#### Do this:
Write out the records word for word, from the start through the line that contains "The network 8 is at (371, 259).".

#### Records provided:
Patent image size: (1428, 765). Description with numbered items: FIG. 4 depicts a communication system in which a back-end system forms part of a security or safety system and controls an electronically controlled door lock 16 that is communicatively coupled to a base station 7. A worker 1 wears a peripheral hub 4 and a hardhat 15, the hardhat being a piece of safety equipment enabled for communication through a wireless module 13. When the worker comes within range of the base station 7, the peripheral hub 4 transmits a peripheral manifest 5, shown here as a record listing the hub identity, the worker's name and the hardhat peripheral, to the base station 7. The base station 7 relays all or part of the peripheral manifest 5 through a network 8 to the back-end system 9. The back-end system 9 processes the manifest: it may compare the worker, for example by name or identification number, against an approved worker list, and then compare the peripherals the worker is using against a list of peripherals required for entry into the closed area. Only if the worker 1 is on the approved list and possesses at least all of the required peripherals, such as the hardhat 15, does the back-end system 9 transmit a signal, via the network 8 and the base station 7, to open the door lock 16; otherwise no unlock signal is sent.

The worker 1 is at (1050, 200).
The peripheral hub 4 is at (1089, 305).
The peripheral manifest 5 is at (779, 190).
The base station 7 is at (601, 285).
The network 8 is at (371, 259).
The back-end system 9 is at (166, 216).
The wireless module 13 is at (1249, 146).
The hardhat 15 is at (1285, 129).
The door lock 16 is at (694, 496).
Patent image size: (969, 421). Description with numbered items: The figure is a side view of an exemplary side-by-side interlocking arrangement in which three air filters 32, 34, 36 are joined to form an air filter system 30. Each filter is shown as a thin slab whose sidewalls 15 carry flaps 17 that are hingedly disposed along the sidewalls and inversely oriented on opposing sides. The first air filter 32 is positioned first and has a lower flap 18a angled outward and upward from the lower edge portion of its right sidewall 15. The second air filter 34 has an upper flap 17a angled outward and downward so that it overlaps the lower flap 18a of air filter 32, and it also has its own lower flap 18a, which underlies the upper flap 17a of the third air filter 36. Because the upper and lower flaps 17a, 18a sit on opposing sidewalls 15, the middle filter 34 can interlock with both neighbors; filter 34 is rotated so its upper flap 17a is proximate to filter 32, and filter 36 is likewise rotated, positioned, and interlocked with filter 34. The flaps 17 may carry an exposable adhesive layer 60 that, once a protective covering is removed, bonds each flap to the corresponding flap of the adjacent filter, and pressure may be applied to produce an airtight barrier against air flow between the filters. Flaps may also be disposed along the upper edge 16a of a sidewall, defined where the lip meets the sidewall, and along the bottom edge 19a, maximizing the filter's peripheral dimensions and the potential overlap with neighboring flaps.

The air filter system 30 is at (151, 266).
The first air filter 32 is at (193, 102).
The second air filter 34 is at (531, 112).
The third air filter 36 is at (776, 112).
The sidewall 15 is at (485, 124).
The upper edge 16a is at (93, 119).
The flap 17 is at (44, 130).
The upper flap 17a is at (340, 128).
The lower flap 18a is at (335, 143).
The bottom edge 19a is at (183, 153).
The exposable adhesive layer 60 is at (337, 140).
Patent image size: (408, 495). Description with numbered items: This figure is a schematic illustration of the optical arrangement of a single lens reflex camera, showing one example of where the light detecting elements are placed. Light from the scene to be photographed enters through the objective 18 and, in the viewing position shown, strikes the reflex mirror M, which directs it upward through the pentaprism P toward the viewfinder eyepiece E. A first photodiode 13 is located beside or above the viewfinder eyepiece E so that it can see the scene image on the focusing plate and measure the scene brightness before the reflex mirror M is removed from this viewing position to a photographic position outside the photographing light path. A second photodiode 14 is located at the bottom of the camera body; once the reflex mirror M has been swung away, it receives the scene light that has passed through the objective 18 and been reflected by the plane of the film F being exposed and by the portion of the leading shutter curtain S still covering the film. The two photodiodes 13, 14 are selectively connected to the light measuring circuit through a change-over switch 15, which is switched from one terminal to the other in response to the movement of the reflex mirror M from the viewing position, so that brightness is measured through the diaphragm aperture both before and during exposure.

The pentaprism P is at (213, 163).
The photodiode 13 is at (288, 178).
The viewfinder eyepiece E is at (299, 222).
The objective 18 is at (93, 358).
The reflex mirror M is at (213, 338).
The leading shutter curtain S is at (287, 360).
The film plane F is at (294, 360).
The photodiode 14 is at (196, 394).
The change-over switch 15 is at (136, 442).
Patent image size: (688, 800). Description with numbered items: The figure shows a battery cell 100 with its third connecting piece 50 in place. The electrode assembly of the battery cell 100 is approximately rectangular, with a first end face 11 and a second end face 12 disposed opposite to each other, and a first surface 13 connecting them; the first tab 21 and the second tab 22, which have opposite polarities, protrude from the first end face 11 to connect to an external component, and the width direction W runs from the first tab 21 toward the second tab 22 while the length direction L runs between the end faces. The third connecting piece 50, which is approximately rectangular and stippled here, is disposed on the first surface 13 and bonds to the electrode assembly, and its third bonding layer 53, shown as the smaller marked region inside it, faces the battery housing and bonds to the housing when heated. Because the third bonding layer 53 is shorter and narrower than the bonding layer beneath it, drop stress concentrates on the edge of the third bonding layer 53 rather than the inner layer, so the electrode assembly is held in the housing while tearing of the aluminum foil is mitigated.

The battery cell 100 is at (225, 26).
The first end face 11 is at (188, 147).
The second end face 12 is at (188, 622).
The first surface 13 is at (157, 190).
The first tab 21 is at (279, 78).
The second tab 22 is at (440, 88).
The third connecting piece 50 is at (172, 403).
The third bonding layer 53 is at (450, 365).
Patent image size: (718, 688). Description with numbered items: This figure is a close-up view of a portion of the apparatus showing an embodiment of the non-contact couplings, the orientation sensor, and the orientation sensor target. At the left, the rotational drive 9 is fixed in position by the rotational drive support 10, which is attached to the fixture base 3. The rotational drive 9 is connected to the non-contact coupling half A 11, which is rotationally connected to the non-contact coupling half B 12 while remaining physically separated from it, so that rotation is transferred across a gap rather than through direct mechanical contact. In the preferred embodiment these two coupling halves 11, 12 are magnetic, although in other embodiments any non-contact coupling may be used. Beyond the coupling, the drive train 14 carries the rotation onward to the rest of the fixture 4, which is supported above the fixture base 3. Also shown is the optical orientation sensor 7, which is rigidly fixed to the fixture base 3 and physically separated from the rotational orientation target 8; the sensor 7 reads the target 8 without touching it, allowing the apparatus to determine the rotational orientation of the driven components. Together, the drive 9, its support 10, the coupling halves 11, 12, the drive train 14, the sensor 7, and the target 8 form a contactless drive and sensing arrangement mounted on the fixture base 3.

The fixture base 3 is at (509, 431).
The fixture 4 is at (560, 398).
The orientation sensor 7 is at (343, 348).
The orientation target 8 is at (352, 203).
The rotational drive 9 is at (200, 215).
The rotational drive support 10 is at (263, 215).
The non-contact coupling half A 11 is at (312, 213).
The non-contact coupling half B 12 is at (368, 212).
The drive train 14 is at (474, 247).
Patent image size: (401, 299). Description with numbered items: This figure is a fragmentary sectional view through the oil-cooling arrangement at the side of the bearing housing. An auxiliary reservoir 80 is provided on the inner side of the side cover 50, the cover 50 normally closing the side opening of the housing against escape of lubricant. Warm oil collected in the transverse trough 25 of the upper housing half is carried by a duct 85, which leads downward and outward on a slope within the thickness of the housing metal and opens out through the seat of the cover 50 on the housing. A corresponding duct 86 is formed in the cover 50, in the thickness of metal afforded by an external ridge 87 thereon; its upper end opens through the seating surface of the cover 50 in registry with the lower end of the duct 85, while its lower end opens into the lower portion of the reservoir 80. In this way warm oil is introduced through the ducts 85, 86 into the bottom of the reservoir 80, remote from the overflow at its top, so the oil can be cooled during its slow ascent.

#### Exercise answer:
Patent image size: (1428, 765). Description with numbered items: FIG. 4 depicts a communication system in which a back-end system forms part of a security or safety system and controls an electronically controlled door lock 16 that is communicatively coupled to a base station 7. A worker 1 wears a peripheral hub 4 and a hardhat 15, the hardhat being a piece of safety equipment enabled for communication through a wireless module 13. When the worker comes within range of the base station 7, the peripheral hub 4 transmits a peripheral manifest 5, shown here as a record listing the hub identity, the worker's name and the hardhat peripheral, to the base station 7. The base station 7 relays all or part of the peripheral manifest 5 through a network 8 to the back-end system 9. The back-end system 9 processes the manifest: it may compare the worker, for example by name or identification number, against an approved worker list, and then compare the peripherals the worker is using against a list of peripherals required for entry into the closed area. Only if the worker 1 is on the approved list and possesses at least all of the required peripherals, such as the hardhat 15, does the back-end system 9 transmit a signal, via the network 8 and the base station 7, to open the door lock 16; otherwise no unlock signal is sent.

The worker 1 is at (1050, 200).
The peripheral hub 4 is at (1089, 305).
The peripheral manifest 5 is at (779, 190).
The base station 7 is at (601, 285).
The network 8 is at (371, 259).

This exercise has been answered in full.